:: Instructions for the task ::
Gather up every line from the entries below that uses the word "Contains".

:: Information supplied ::
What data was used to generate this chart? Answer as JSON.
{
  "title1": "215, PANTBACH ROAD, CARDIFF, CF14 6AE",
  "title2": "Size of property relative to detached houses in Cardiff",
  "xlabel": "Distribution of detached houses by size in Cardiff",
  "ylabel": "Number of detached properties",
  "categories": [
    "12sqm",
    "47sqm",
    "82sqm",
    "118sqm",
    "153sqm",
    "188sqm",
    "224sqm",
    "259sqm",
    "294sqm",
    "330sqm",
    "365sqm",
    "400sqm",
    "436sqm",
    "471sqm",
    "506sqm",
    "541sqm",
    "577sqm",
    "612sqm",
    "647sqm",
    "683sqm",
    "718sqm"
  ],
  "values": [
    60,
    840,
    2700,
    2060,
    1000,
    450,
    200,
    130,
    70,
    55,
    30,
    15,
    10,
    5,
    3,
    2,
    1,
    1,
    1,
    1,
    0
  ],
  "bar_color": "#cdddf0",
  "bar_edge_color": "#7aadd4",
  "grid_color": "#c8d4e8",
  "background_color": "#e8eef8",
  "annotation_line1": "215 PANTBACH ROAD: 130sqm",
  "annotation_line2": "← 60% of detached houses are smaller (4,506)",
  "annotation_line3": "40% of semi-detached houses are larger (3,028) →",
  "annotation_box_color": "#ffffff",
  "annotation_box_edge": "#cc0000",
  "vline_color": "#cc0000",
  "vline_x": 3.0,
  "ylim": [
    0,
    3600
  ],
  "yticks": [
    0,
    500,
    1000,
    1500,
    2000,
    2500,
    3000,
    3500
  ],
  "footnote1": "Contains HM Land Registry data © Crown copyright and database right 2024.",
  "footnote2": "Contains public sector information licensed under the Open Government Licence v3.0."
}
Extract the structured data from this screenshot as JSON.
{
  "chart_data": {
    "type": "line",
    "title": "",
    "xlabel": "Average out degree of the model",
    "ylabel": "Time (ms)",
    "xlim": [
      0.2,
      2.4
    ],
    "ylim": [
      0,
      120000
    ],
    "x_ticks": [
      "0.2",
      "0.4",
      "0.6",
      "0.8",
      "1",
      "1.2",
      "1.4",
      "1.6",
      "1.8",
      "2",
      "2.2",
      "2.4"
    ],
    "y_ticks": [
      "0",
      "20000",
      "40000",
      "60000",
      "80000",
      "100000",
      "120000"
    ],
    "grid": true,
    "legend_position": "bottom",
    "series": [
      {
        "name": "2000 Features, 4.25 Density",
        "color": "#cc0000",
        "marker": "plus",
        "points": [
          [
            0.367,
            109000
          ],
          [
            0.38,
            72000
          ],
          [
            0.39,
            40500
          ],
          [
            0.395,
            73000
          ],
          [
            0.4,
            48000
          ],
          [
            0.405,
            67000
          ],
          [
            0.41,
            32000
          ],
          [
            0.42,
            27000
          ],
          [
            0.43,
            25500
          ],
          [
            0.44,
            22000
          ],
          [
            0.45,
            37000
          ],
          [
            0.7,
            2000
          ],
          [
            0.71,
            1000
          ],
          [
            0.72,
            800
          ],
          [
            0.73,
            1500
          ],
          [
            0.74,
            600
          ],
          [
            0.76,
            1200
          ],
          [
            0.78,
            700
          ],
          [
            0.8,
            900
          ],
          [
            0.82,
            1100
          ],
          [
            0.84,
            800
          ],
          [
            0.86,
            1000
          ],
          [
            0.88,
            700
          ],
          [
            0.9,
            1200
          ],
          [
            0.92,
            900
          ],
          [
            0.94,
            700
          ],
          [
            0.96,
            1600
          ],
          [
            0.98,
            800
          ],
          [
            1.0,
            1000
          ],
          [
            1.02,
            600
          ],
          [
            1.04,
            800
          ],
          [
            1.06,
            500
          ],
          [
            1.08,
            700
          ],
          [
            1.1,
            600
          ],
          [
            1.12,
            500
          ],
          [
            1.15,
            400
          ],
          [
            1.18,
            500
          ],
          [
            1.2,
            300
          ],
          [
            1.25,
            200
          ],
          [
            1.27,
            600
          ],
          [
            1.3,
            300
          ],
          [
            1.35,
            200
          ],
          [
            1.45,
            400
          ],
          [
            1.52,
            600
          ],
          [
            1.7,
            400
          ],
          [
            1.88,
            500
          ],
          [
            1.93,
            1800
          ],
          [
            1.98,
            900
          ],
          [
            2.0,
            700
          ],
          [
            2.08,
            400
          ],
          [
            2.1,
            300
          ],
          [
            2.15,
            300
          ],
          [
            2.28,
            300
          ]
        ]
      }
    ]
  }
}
...
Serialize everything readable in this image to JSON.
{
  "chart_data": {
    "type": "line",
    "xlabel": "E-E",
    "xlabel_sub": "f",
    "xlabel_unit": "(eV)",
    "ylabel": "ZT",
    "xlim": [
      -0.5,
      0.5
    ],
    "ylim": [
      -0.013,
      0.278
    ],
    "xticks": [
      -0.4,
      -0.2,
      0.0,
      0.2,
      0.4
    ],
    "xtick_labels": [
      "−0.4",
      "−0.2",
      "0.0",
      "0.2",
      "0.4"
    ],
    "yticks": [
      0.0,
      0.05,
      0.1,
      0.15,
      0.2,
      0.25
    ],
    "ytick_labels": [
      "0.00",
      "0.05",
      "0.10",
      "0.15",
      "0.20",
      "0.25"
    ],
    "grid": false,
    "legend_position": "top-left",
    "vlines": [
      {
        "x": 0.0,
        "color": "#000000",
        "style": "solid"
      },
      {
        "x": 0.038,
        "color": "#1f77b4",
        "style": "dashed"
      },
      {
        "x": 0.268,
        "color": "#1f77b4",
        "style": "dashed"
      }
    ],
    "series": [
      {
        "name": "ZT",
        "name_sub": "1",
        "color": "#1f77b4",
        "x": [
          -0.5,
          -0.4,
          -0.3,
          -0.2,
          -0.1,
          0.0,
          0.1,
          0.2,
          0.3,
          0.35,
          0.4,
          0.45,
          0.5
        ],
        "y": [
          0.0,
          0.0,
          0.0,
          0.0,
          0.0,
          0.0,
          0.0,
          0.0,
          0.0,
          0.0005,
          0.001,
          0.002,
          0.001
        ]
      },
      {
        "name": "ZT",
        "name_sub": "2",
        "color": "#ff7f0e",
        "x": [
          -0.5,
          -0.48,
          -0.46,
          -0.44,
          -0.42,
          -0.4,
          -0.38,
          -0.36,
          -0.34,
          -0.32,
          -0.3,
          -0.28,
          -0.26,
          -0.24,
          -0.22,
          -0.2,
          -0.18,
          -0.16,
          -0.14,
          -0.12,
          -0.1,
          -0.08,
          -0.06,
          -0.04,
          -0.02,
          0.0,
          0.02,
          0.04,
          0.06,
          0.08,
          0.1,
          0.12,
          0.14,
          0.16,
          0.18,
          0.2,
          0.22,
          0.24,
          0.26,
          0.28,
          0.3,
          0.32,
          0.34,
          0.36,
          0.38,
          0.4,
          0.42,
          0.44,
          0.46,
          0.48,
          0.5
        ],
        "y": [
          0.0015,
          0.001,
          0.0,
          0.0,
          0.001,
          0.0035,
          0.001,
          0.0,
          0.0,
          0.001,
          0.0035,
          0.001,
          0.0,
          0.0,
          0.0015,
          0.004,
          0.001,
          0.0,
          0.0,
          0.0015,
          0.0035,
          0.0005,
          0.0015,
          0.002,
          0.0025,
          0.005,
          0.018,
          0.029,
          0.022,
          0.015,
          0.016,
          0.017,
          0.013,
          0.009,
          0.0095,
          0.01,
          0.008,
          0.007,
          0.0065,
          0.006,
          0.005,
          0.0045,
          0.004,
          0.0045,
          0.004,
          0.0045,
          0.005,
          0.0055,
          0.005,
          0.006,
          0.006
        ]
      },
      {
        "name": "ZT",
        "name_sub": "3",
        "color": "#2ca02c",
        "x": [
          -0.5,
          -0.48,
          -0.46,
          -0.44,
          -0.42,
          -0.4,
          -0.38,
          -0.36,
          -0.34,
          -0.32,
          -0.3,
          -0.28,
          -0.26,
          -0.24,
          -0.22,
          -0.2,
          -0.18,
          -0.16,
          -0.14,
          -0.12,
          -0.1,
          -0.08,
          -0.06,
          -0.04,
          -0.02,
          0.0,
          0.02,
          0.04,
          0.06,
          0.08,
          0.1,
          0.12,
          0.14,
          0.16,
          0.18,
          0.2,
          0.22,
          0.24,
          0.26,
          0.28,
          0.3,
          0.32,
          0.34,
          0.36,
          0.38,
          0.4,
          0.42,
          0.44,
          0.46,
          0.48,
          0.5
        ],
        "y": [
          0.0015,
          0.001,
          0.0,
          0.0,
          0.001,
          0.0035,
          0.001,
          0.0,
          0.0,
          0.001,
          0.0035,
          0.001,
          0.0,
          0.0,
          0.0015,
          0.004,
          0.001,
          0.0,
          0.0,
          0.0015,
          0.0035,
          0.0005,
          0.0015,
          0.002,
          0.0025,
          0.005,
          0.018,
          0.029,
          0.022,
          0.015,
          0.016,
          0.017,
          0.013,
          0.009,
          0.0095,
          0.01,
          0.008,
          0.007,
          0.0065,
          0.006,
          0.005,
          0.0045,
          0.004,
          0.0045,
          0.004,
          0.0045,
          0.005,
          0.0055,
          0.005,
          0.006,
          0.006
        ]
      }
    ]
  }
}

:: Result for this exercise ::
  "footnote1": "Contains HM Land Registry data © Crown copyright and database right 2024.",
  "footnote2": "Contains public sector information licensed under the Open Government Licence v3.0."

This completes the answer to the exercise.